YOUR TASK » Locate the word "استمارة" in the material, then show every line that holds it.

Stored records

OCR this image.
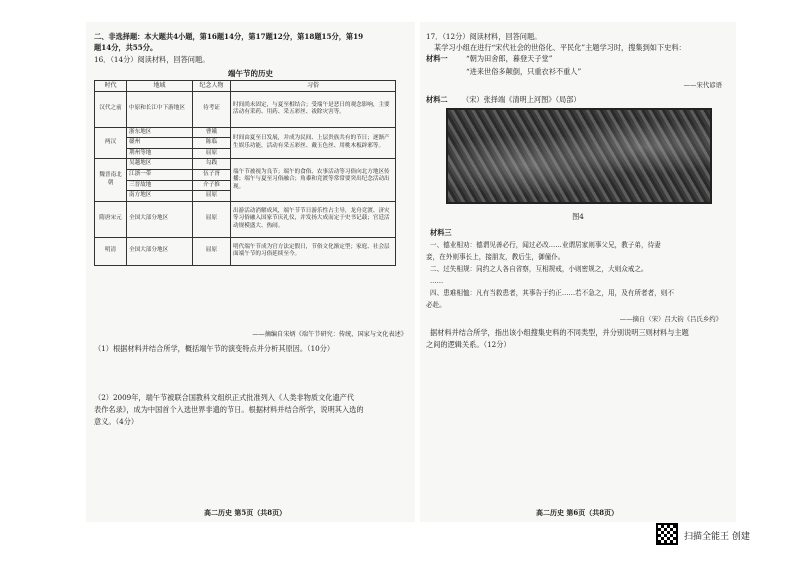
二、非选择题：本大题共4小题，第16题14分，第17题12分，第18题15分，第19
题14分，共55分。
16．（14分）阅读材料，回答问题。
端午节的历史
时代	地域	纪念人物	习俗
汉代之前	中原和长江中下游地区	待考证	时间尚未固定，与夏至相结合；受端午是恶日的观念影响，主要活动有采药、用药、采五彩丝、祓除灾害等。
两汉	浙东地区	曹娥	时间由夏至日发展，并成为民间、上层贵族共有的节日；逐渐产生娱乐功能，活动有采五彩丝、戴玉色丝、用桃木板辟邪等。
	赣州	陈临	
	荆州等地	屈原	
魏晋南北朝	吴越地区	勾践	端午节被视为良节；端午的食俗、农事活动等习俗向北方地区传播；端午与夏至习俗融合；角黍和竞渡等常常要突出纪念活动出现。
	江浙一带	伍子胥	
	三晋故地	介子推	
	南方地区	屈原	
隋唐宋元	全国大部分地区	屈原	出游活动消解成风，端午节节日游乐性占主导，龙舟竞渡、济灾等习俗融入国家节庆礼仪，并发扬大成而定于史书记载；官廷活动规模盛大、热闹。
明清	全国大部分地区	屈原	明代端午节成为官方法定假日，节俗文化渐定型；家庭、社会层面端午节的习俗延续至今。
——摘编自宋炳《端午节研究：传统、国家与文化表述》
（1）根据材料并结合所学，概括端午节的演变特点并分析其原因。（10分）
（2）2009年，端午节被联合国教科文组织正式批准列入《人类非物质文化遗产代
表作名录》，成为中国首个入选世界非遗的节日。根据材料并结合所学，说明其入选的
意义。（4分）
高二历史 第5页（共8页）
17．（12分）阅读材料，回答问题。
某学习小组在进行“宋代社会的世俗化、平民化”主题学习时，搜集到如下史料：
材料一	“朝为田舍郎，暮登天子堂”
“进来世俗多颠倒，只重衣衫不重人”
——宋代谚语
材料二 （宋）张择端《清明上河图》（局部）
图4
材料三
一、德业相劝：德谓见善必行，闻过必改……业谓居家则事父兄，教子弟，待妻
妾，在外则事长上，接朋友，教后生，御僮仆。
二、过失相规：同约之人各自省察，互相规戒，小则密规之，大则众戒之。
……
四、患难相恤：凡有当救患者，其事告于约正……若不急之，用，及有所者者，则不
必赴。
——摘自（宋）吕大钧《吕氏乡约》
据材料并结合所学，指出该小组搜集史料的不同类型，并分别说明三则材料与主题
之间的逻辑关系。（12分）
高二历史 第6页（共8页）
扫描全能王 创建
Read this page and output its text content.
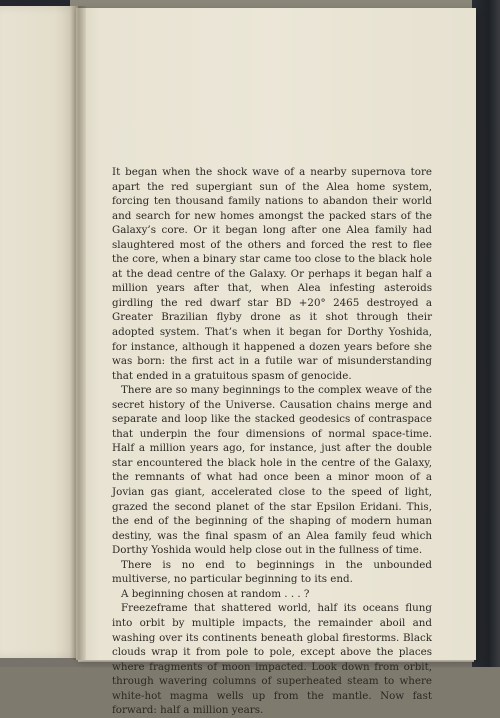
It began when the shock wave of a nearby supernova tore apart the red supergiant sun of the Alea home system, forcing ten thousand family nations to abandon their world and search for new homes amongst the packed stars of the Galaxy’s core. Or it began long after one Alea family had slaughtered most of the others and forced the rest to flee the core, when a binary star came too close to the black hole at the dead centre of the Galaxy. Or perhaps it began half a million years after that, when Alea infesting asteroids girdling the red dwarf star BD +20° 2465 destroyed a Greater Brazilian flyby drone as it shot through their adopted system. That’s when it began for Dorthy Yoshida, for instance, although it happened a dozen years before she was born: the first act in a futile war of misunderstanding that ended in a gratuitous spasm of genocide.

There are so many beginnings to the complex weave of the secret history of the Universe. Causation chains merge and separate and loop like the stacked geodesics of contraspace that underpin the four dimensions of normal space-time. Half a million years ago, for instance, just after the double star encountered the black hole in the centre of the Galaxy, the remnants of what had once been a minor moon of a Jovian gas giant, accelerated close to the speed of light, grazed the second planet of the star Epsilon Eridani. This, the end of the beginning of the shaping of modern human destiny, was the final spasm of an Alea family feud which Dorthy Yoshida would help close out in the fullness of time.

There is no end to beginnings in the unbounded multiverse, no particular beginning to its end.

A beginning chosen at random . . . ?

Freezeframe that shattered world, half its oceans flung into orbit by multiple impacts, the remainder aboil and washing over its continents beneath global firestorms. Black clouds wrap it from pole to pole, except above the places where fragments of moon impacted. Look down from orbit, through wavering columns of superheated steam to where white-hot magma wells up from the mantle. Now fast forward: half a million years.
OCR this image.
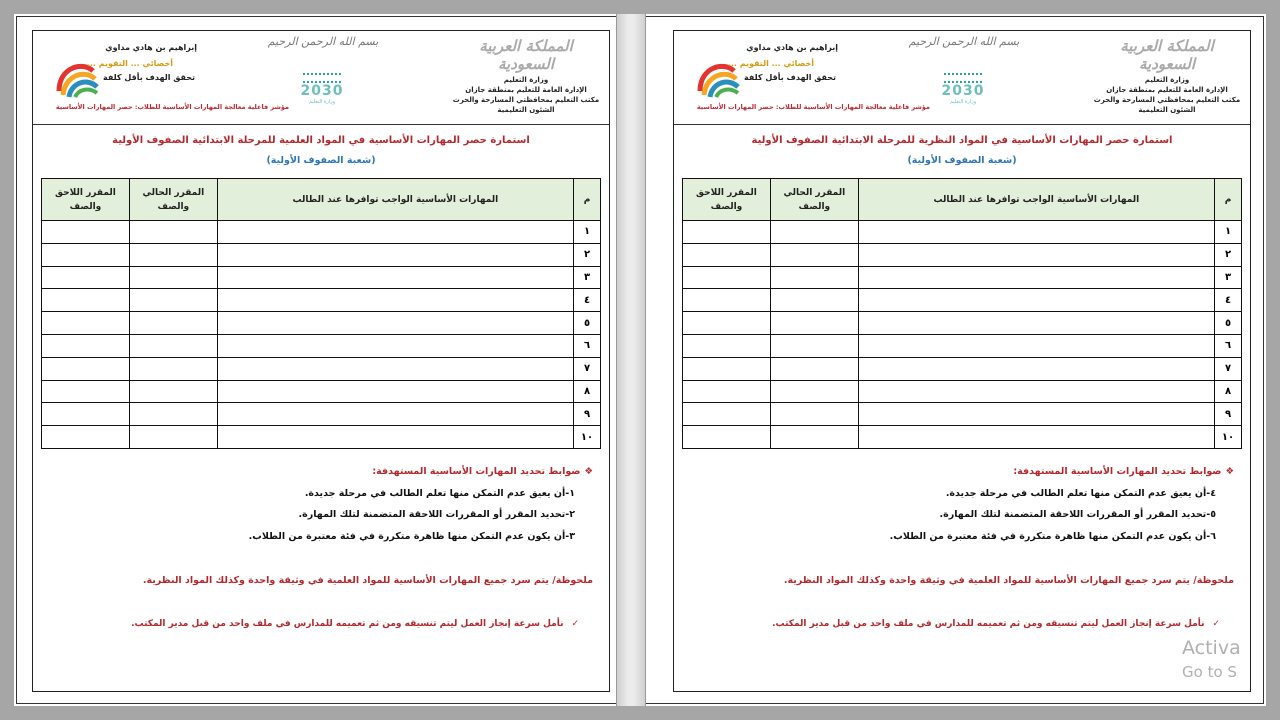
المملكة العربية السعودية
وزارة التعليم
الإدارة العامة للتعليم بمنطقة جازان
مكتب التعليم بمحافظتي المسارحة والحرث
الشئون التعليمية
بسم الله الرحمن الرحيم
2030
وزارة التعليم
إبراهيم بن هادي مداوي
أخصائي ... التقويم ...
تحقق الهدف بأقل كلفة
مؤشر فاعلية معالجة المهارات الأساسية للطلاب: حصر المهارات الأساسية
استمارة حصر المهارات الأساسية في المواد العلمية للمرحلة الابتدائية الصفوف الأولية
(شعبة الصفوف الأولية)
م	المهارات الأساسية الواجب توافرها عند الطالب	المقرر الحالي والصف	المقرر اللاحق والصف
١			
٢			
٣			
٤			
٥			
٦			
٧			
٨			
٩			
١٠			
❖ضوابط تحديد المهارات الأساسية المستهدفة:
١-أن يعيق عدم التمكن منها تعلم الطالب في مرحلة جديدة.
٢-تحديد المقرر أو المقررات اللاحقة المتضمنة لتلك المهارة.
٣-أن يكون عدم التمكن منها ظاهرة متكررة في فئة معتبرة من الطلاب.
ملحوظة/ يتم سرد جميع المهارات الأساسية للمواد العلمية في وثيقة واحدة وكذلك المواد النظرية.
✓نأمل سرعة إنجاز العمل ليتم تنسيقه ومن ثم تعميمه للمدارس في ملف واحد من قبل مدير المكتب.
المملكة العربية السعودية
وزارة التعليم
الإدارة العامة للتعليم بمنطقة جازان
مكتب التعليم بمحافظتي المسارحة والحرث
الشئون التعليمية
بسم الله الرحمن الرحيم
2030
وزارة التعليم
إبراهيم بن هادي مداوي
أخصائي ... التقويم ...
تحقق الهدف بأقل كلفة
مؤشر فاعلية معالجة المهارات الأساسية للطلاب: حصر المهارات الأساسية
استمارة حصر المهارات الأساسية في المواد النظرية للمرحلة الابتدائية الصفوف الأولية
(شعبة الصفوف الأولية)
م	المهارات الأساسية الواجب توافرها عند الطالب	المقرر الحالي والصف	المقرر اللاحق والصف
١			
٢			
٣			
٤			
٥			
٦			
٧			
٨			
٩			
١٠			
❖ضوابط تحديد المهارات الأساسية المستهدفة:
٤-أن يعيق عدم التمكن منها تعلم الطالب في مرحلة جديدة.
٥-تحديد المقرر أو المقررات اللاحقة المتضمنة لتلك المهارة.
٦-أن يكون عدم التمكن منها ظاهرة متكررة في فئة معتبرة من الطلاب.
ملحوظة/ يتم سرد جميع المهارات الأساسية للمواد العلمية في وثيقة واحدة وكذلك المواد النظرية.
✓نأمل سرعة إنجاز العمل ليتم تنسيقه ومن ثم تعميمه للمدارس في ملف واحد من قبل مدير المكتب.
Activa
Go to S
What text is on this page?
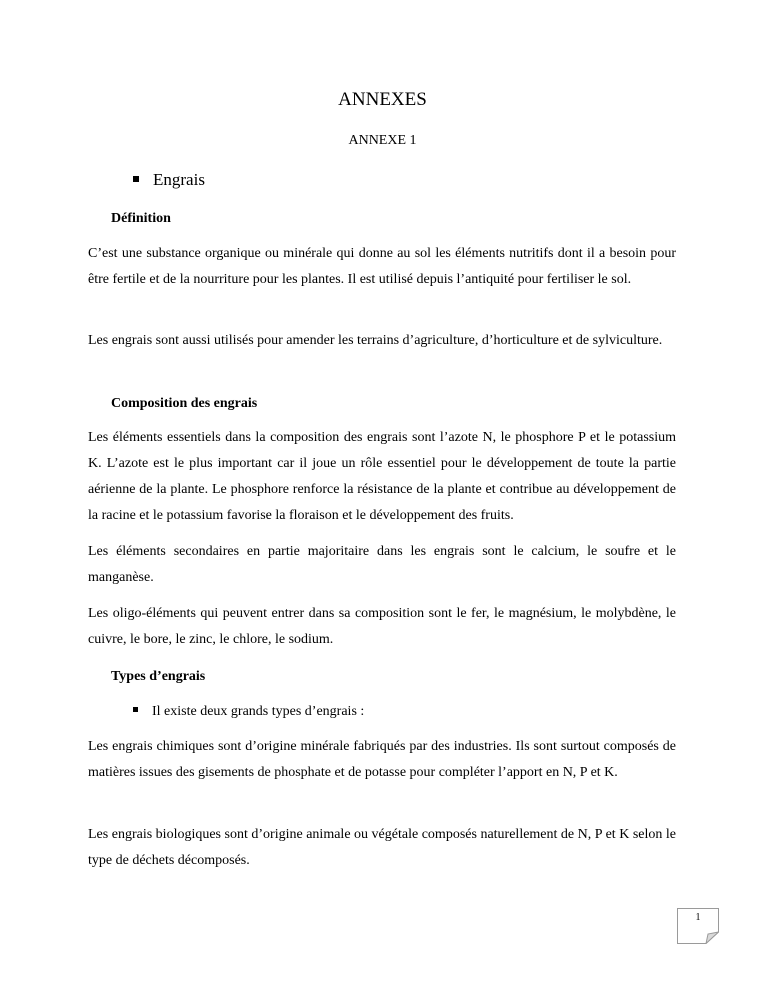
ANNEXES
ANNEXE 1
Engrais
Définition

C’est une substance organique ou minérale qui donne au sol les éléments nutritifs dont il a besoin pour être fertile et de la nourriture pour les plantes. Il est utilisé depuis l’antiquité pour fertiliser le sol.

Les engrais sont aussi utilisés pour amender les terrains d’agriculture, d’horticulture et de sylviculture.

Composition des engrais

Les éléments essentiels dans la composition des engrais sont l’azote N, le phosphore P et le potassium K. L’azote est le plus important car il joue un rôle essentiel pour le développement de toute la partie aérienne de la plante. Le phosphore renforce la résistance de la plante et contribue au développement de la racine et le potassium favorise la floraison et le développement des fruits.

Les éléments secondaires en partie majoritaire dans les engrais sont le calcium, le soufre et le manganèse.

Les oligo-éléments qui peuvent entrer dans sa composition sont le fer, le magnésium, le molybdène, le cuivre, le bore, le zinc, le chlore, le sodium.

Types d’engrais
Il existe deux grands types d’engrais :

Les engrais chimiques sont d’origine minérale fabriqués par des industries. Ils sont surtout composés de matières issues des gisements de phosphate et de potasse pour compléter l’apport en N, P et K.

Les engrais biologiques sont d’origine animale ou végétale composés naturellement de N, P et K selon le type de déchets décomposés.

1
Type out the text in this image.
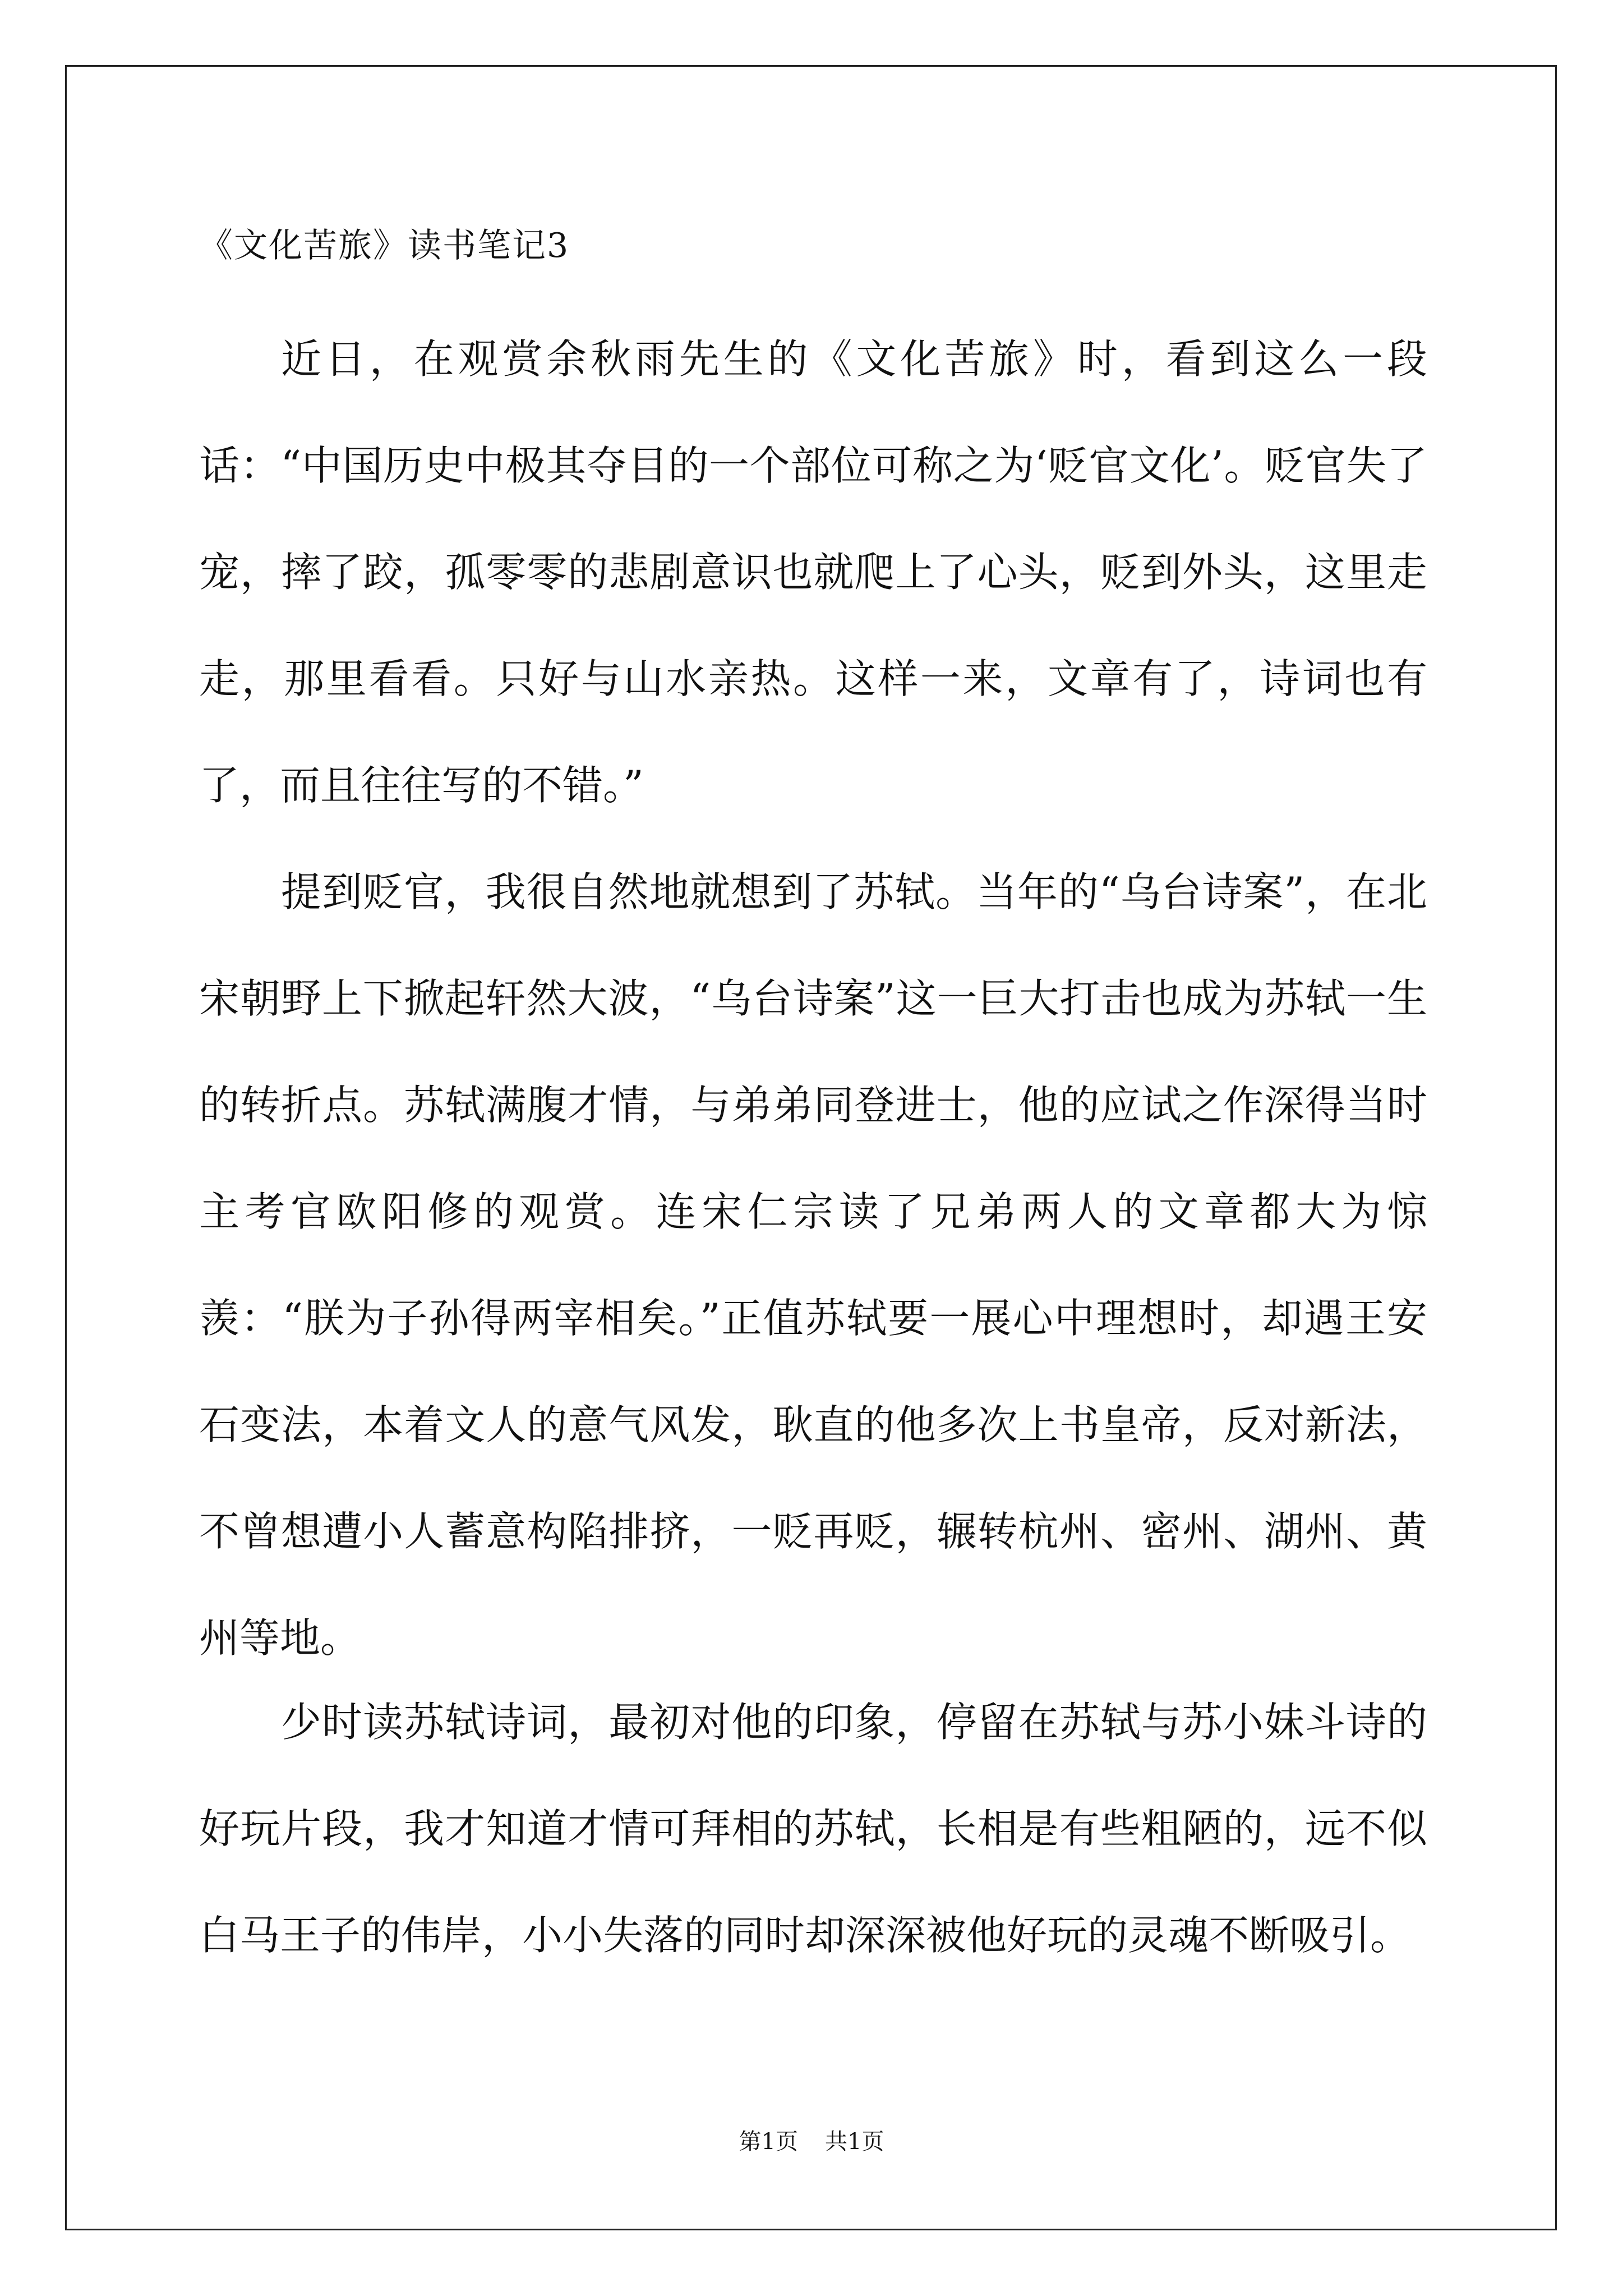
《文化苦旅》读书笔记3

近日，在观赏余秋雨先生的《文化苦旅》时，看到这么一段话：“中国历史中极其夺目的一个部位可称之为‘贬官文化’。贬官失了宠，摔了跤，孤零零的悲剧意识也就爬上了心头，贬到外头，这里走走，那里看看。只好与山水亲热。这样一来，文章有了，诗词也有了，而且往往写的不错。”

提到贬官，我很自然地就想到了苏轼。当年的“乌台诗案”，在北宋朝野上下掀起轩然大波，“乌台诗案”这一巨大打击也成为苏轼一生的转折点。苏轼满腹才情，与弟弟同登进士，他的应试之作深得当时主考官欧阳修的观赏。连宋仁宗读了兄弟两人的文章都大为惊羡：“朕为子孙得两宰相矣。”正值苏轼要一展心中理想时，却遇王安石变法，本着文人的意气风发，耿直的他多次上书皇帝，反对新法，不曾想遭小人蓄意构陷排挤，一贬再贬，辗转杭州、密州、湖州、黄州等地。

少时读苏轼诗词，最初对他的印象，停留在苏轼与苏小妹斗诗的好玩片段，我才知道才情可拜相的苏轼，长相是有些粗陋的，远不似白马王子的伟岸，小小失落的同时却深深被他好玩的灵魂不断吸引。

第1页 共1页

TASK ANSWER »
استمارة حصر المهارات الأساسية في المواد العلمية للمرحلة الابتدائية الصفوف الأولية
استمارة حصر المهارات الأساسية في المواد النظرية للمرحلة الابتدائية الصفوف الأولية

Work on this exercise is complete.